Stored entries
--- START ---
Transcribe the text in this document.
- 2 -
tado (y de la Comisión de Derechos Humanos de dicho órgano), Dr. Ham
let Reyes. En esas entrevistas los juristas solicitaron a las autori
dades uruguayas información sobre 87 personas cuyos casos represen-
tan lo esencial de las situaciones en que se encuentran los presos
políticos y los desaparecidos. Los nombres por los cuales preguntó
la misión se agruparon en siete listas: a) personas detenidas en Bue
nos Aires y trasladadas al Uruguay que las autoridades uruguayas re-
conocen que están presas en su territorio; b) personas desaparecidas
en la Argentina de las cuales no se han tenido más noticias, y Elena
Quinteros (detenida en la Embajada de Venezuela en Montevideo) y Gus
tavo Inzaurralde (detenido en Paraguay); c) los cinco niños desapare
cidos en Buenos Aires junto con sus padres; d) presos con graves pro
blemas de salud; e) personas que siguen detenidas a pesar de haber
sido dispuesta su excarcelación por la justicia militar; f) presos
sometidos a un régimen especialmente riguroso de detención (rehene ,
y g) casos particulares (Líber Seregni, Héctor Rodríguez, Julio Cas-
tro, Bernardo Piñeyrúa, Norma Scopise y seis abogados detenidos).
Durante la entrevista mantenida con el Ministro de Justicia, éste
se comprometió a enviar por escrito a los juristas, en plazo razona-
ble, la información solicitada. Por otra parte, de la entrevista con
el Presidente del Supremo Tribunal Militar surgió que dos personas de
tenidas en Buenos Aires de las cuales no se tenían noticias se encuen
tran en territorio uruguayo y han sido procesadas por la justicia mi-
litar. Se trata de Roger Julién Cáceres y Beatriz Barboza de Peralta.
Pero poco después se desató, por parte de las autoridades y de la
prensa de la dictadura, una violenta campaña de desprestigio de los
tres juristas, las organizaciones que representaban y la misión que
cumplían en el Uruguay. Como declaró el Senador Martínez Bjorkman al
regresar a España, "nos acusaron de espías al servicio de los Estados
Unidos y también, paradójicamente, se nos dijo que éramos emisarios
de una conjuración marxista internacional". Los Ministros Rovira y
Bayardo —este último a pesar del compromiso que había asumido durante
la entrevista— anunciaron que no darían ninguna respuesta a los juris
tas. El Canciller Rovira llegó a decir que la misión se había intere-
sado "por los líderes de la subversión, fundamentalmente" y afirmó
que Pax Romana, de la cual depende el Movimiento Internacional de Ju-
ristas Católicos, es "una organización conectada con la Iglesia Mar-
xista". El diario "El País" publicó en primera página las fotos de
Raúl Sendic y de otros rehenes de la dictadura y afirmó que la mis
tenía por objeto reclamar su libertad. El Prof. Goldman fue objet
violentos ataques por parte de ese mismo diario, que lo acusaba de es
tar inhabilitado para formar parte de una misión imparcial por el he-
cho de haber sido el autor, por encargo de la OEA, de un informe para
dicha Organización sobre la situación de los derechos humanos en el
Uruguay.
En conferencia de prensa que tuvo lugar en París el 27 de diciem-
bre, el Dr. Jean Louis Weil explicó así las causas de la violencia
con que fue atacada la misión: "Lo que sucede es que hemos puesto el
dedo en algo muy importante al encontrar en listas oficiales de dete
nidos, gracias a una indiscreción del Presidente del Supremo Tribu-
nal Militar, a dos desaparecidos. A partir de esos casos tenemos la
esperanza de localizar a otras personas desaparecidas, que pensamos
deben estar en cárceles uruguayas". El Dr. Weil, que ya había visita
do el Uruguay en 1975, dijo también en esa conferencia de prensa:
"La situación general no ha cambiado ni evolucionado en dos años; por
--- END ---
_PROMPT_:
Return every line of the material exactly.

_TASK RESULT_:
Transcribe the text in this document.
- 2 -
tado (y de la Comisión de Derechos Humanos de dicho órgano), Dr. Ham
let Reyes. En esas entrevistas los juristas solicitaron a las autori
dades uruguayas información sobre 87 personas cuyos casos represen-
tan lo esencial de las situaciones en que se encuentran los presos
políticos y los desaparecidos. Los nombres por los cuales preguntó
la misión se agruparon en siete listas: a) personas detenidas en Bue
nos Aires y trasladadas al Uruguay que las autoridades uruguayas re-
conocen que están presas en su territorio; b) personas desaparecidas
en la Argentina de las cuales no se han tenido más noticias, y Elena
Quinteros (detenida en la Embajada de Venezuela en Montevideo) y Gus
tavo Inzaurralde (detenido en Paraguay); c) los cinco niños desapare
cidos en Buenos Aires junto con sus padres; d) presos con graves pro
blemas de salud; e) personas que siguen detenidas a pesar de haber
sido dispuesta su excarcelación por la justicia militar; f) presos
sometidos a un régimen especialmente riguroso de detención (rehene ,
y g) casos particulares (Líber Seregni, Héctor Rodríguez, Julio Cas-
tro, Bernardo Piñeyrúa, Norma Scopise y seis abogados detenidos).
Durante la entrevista mantenida con el Ministro de Justicia, éste
se comprometió a enviar por escrito a los juristas, en plazo razona-
ble, la información solicitada. Por otra parte, de la entrevista con
el Presidente del Supremo Tribunal Militar surgió que dos personas de
tenidas en Buenos Aires de las cuales no se tenían noticias se encuen
tran en territorio uruguayo y han sido procesadas por la justicia mi-
litar. Se trata de Roger Julién Cáceres y Beatriz Barboza de Peralta.
Pero poco después se desató, por parte de las autoridades y de la
prensa de la dictadura, una violenta campaña de desprestigio de los
tres juristas, las organizaciones que representaban y la misión que
cumplían en el Uruguay. Como declaró el Senador Martínez Bjorkman al
regresar a España, "nos acusaron de espías al servicio de los Estados
Unidos y también, paradójicamente, se nos dijo que éramos emisarios
de una conjuración marxista internacional". Los Ministros Rovira y
Bayardo —este último a pesar del compromiso que había asumido durante
la entrevista— anunciaron que no darían ninguna respuesta a los juris
tas. El Canciller Rovira llegó a decir que la misión se había intere-
sado "por los líderes de la subversión, fundamentalmente" y afirmó
que Pax Romana, de la cual depende el Movimiento Internacional de Ju-
ristas Católicos, es "una organización conectada con la Iglesia Mar-
xista". El diario "El País" publicó en primera página las fotos de
Raúl Sendic y de otros rehenes de la dictadura y afirmó que la mis
tenía por objeto reclamar su libertad. El Prof. Goldman fue objet
violentos ataques por parte de ese mismo diario, que lo acusaba de es
tar inhabilitado para formar parte de una misión imparcial por el he-
cho de haber sido el autor, por encargo de la OEA, de un informe para
dicha Organización sobre la situación de los derechos humanos en el
Uruguay.
En conferencia de prensa que tuvo lugar en París el 27 de diciem-
bre, el Dr. Jean Louis Weil explicó así las causas de la violencia
con que fue atacada la misión: "Lo que sucede es que hemos puesto el
dedo en algo muy importante al encontrar en listas oficiales de dete
nidos, gracias a una indiscreción del Presidente del Supremo Tribu-
nal Militar, a dos desaparecidos. A partir de esos casos tenemos la
esperanza de localizar a otras personas desaparecidas, que pensamos
deben estar en cárceles uruguayas". El Dr. Weil, que ya había visita
do el Uruguay en 1975, dijo también en esa conferencia de prensa:
"La situación general no ha cambiado ni evolucionado en dos años; por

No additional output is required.